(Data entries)
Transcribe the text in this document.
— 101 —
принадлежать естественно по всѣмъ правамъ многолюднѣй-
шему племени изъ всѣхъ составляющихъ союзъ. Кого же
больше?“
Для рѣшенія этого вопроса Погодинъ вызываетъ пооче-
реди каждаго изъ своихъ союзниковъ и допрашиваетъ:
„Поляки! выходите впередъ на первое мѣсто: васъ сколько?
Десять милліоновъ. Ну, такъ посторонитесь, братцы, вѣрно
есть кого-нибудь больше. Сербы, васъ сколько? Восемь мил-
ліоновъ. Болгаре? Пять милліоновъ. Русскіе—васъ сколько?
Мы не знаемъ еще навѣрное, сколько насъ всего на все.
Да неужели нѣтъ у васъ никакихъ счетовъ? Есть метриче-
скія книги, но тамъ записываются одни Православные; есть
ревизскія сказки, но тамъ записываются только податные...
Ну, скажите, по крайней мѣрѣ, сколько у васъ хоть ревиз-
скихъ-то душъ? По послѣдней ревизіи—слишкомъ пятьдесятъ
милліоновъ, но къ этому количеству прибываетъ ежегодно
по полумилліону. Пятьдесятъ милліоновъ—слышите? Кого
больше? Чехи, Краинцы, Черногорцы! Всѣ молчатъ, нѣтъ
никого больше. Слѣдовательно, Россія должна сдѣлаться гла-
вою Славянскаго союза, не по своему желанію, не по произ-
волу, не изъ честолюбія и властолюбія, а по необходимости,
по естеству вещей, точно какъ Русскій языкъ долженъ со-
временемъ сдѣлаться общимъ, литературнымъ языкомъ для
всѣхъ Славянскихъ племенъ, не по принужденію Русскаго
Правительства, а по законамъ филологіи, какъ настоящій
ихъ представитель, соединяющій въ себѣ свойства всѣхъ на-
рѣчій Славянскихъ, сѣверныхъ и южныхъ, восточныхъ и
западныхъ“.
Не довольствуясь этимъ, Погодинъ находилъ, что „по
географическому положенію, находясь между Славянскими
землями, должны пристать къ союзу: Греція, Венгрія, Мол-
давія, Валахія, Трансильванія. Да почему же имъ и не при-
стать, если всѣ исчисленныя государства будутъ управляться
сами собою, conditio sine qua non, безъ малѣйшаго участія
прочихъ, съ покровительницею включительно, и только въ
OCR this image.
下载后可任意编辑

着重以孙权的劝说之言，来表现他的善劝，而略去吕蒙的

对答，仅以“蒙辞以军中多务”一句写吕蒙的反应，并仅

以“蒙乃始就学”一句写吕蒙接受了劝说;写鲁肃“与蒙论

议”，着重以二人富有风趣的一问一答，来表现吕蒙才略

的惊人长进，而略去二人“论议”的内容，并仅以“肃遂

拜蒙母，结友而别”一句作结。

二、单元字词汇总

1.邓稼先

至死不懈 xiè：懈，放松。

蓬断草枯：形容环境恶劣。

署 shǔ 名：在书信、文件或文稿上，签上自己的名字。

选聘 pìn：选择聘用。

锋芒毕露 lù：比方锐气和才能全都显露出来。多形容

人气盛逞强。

• _WORK TO BE COMPLETED_: From the records above, extract every entry exactly as given.

• _RESULT OF THE TASK_:
Transcribe the text in this document.
— 101 —
принадлежать естественно по всѣмъ правамъ многолюднѣй-
шему племени изъ всѣхъ составляющихъ союзъ. Кого же
больше?“
Для рѣшенія этого вопроса Погодинъ вызываетъ пооче-
реди каждаго изъ своихъ союзниковъ и допрашиваетъ:
„Поляки! выходите впередъ на первое мѣсто: васъ сколько?
Десять милліоновъ. Ну, такъ посторонитесь, братцы, вѣрно
есть кого-нибудь больше. Сербы, васъ сколько? Восемь мил-
ліоновъ. Болгаре? Пять милліоновъ. Русскіе—васъ сколько?
Мы не знаемъ еще навѣрное, сколько насъ всего на все.
Да неужели нѣтъ у васъ никакихъ счетовъ? Есть метриче-
скія книги, но тамъ записываются одни Православные; есть
ревизскія сказки, но тамъ записываются только податные...
Ну, скажите, по крайней мѣрѣ, сколько у васъ хоть ревиз-
скихъ-то душъ? По послѣдней ревизіи—слишкомъ пятьдесятъ
милліоновъ, но къ этому количеству прибываетъ ежегодно
по полумилліону. Пятьдесятъ милліоновъ—слышите? Кого
больше? Чехи, Краинцы, Черногорцы! Всѣ молчатъ, нѣтъ
никого больше. Слѣдовательно, Россія должна сдѣлаться гла-
вою Славянскаго союза, не по своему желанію, не по произ-
волу, не изъ честолюбія и властолюбія, а по необходимости,
по естеству вещей, точно какъ Русскій языкъ долженъ со-
временемъ сдѣлаться общимъ, литературнымъ языкомъ для
всѣхъ Славянскихъ племенъ, не по принужденію Русскаго
Правительства, а по законамъ филологіи, какъ настоящій
ихъ представитель, соединяющій въ себѣ свойства всѣхъ на-
рѣчій Славянскихъ, сѣверныхъ и южныхъ, восточныхъ и
западныхъ“.
Не довольствуясь этимъ, Погодинъ находилъ, что „по
географическому положенію, находясь между Славянскими
землями, должны пристать къ союзу: Греція, Венгрія, Мол-
давія, Валахія, Трансильванія. Да почему же имъ и не при-
стать, если всѣ исчисленныя государства будутъ управляться
сами собою, conditio sine qua non, безъ малѣйшаго участія
прочихъ, съ покровительницею включительно, и только въ
OCR this image.
下载后可任意编辑

着重以孙权的劝说之言，来表现他的善劝，而略去吕蒙的

对答，仅以“蒙辞以军中多务”一句写吕蒙的反应，并仅

以“蒙乃始就学”一句写吕蒙接受了劝说;写鲁肃“与蒙论

议”，着重以二人富有风趣的一问一答，来表现吕蒙才略

的惊人长进，而略去二人“论议”的内容，并仅以“肃遂

拜蒙母，结友而别”一句作结。

二、单元字词汇总

1.邓稼先

至死不懈 xiè：懈，放松。

蓬断草枯：形容环境恶劣。

署 shǔ 名：在书信、文件或文稿上，签上自己的名字。

选聘 pìn：选择聘用。

锋芒毕露 lù：比方锐气和才能全都显露出来。多形容

人气盛逞强。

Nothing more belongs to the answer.